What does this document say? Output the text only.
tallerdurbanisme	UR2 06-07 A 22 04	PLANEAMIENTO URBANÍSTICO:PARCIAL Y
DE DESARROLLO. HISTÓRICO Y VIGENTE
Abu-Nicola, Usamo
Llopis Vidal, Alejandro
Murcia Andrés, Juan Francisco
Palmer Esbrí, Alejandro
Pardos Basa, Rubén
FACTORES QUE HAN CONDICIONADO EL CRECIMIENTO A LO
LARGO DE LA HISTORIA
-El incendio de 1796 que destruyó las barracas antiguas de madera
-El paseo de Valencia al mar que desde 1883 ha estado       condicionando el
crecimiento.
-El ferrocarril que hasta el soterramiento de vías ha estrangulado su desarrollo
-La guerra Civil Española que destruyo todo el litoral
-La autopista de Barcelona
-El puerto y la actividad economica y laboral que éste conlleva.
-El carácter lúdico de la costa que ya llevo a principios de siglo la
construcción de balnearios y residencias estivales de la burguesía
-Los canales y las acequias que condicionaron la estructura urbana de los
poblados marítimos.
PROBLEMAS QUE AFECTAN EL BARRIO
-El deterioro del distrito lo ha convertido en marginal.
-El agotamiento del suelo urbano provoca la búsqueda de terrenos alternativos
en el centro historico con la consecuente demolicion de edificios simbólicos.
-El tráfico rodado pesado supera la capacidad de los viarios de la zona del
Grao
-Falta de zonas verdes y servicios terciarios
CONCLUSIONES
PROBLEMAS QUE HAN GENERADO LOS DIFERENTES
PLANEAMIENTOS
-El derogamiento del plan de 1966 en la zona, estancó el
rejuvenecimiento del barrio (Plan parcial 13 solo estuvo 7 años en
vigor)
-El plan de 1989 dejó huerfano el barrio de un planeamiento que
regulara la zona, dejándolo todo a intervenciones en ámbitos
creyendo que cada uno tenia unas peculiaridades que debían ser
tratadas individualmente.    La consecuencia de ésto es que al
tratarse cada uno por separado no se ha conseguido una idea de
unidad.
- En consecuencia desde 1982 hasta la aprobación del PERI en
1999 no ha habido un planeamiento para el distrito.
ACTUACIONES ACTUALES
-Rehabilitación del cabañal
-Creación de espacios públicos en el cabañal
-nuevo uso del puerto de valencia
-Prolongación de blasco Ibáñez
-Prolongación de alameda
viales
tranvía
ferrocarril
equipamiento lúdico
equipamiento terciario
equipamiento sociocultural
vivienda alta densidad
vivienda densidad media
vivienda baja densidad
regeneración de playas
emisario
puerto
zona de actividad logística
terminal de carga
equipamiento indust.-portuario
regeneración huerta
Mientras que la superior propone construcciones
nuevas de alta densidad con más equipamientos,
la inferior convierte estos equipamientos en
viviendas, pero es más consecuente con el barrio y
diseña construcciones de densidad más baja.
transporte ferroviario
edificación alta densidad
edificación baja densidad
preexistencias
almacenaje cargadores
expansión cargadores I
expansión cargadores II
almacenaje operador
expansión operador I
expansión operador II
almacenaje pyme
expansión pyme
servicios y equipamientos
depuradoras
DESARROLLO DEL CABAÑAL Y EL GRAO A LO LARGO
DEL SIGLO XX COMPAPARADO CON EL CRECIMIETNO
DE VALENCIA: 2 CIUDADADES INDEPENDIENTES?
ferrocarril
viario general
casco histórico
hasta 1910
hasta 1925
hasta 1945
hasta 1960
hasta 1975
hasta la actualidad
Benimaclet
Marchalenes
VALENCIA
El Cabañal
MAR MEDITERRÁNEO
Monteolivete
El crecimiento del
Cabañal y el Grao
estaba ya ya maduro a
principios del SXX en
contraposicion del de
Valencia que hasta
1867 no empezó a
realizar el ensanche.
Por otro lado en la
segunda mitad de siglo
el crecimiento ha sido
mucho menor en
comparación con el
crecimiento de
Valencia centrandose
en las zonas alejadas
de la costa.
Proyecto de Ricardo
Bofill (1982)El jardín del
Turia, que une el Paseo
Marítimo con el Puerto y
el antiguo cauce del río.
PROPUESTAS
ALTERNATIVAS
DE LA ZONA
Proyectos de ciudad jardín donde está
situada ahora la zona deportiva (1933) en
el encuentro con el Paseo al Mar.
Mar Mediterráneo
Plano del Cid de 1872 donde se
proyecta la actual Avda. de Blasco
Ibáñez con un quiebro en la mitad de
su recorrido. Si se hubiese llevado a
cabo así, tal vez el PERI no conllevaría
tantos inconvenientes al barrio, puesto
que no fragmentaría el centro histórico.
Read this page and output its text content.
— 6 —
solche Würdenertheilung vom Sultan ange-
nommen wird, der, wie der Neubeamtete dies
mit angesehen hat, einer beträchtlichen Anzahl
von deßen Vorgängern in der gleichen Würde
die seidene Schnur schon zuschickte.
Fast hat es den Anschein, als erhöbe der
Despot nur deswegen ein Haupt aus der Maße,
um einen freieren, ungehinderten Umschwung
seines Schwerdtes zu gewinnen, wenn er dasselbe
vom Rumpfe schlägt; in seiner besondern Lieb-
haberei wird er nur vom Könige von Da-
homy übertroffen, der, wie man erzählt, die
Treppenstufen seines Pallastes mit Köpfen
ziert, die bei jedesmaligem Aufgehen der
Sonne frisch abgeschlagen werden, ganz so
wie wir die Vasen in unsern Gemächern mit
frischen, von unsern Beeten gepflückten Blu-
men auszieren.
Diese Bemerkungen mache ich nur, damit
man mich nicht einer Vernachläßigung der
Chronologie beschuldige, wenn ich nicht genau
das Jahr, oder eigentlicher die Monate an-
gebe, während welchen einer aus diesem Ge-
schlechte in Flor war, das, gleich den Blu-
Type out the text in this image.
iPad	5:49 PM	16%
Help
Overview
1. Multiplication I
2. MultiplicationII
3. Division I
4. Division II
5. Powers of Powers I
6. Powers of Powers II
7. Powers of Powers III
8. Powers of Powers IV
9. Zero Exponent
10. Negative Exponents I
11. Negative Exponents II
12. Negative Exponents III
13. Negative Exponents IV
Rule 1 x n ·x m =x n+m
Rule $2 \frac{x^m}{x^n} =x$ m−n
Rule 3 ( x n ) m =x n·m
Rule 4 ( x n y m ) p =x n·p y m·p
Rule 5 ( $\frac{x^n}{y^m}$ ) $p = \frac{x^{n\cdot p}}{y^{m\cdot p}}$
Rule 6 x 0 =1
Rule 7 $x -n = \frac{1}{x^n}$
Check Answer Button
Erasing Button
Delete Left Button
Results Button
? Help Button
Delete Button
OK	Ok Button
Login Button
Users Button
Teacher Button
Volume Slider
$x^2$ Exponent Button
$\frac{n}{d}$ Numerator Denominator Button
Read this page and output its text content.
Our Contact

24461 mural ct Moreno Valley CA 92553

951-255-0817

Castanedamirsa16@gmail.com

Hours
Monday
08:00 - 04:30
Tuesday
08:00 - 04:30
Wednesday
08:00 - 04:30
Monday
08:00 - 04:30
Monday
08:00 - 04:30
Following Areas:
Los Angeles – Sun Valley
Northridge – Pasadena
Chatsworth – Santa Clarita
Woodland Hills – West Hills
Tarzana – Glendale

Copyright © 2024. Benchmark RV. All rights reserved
§
Task statement: Find all lines holding the string "LARGO" and copy them.

Written answer:
LARGO DE LA HISTORIA
DESARROLLO DEL CABAÑAL Y EL GRAO A LO LARGO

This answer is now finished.